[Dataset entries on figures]
┄┄┄┄┄┄┄┄┄┄┄┄┄┄┄┄┄┄┄┄
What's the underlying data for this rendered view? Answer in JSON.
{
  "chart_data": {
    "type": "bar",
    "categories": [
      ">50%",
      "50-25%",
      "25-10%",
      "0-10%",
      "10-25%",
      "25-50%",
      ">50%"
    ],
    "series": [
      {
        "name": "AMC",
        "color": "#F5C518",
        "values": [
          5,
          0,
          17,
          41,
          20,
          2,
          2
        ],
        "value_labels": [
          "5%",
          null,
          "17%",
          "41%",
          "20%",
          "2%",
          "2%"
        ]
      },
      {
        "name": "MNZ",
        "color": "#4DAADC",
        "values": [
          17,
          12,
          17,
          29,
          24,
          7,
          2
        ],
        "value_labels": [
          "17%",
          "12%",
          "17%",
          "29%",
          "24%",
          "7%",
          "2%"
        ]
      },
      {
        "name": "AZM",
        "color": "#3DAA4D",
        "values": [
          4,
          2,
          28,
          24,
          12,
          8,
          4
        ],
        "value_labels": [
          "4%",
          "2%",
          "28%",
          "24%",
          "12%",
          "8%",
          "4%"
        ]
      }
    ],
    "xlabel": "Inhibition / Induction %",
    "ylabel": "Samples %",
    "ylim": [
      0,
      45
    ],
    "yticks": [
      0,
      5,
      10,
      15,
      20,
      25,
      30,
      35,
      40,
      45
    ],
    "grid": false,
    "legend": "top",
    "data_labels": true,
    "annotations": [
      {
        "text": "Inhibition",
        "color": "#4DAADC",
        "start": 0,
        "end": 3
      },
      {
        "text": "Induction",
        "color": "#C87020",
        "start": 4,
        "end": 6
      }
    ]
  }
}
┄┄┄┄┄┄┄┄┄┄┄┄┄┄┄┄┄┄┄┄
How many of these lines contain "Inhibition"? Write only the number.

2